Search the material for the string "BaseUnit" and copy each line where it occurs.
══════
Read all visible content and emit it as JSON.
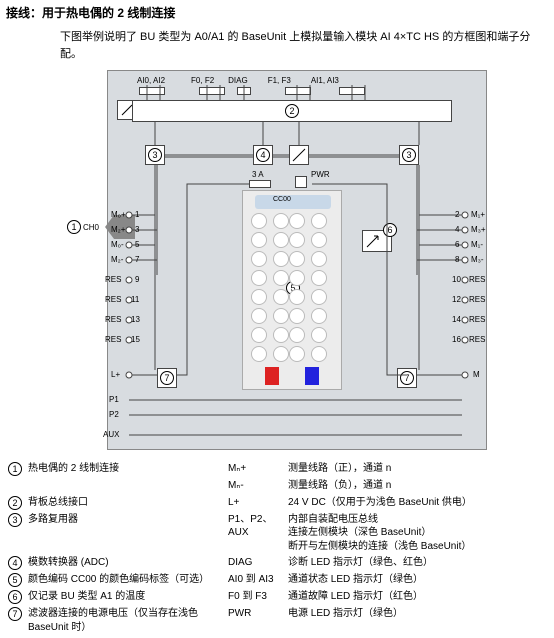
{
  "header": {
    "title": "接线：用于热电偶的 2 线制连接",
    "intro": "下图举例说明了 BU 类型为 A0/A1 的 BaseUnit 上模拟量输入模块 AI 4×TC HS 的方框图和端子分配。"
  },
  "top": {
    "l0": "AI0, AI2",
    "l1": "F0, F2",
    "l2": "DIAG",
    "l3": "F1, F3",
    "l4": "AI1, AI3"
  },
  "diagram": {
    "ch0": "CH0",
    "cc00": "CC00",
    "fuse": "3 A",
    "pwr": "PWR",
    "left_pins": {
      "p1": "M₀+",
      "p2": "M₂+",
      "p3": "M₀-",
      "p4": "M₂-",
      "p5": "RES",
      "p6": "RES",
      "p7": "RES",
      "p8": "RES",
      "p9": "L+",
      "p10": "P1",
      "p11": "P2",
      "p12": "AUX"
    },
    "left_nums": {
      "n1": "1",
      "n2": "3",
      "n3": "5",
      "n4": "7",
      "n5": "9",
      "n6": "11",
      "n7": "13",
      "n8": "15"
    },
    "right_pins": {
      "p1": "M₁+",
      "p2": "M₃+",
      "p3": "M₁-",
      "p4": "M₃-",
      "p5": "RES",
      "p6": "RES",
      "p7": "RES",
      "p8": "RES",
      "p9": "M"
    },
    "right_nums": {
      "n1": "2",
      "n2": "4",
      "n3": "6",
      "n4": "8",
      "n5": "10",
      "n6": "12",
      "n7": "14",
      "n8": "16"
    },
    "nums": {
      "c1": "1",
      "c2": "2",
      "c3": "3",
      "c4": "4",
      "c5": "5",
      "c6": "6",
      "c7": "7"
    }
  },
  "legend": {
    "rows": [
      {
        "n": "1",
        "l": "热电偶的 2 线制连接",
        "k": "Mₙ+",
        "r": "测量线路（正），通道 n"
      },
      {
        "n": "",
        "l": "",
        "k": "Mₙ-",
        "r": "测量线路（负），通道 n"
      },
      {
        "n": "2",
        "l": "背板总线接口",
        "k": "L+",
        "r": "24 V DC（仅用于为浅色 BaseUnit 供电）"
      },
      {
        "n": "3",
        "l": "多路复用器",
        "k": "P1、P2、AUX",
        "r": "内部自装配电压总线\n连接左侧模块（深色 BaseUnit）\n断开与左侧模块的连接（浅色 BaseUnit）"
      },
      {
        "n": "4",
        "l": "模数转换器 (ADC)",
        "k": "DIAG",
        "r": "诊断 LED 指示灯（绿色、红色）"
      },
      {
        "n": "5",
        "l": "颜色编码 CC00 的颜色编码标签（可选）",
        "k": "AI0 到 AI3",
        "r": "通道状态 LED 指示灯（绿色）"
      },
      {
        "n": "6",
        "l": "仅记录 BU 类型 A1 的温度",
        "k": "F0 到 F3",
        "r": "通道故障 LED 指示灯（红色）"
      },
      {
        "n": "7",
        "l": "滤波器连接的电源电压（仅当存在浅色 BaseUnit 时）",
        "k": "PWR",
        "r": "电源 LED 指示灯（绿色）"
      }
    ]
  },
  "colors": {
    "bg": "#d8dce0",
    "red": "#d22",
    "blue": "#22d",
    "line": "#444"
  }
}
══════
#### SOLUTION TO THE PROBLEM
    "intro": "下图举例说明了 BU 类型为 A0/A1 的 BaseUnit 上模拟量输入模块 AI 4×TC HS 的方框图和端子分配。"
        "r": "24 V DC（仅用于为浅色 BaseUnit 供电）"
        "r": "内部自装配电压总线\n连接左侧模块（深色 BaseUnit）\n断开与左侧模块的连接（浅色 BaseUnit）"
        "l": "滤波器连接的电源电压（仅当存在浅色 BaseUnit 时）",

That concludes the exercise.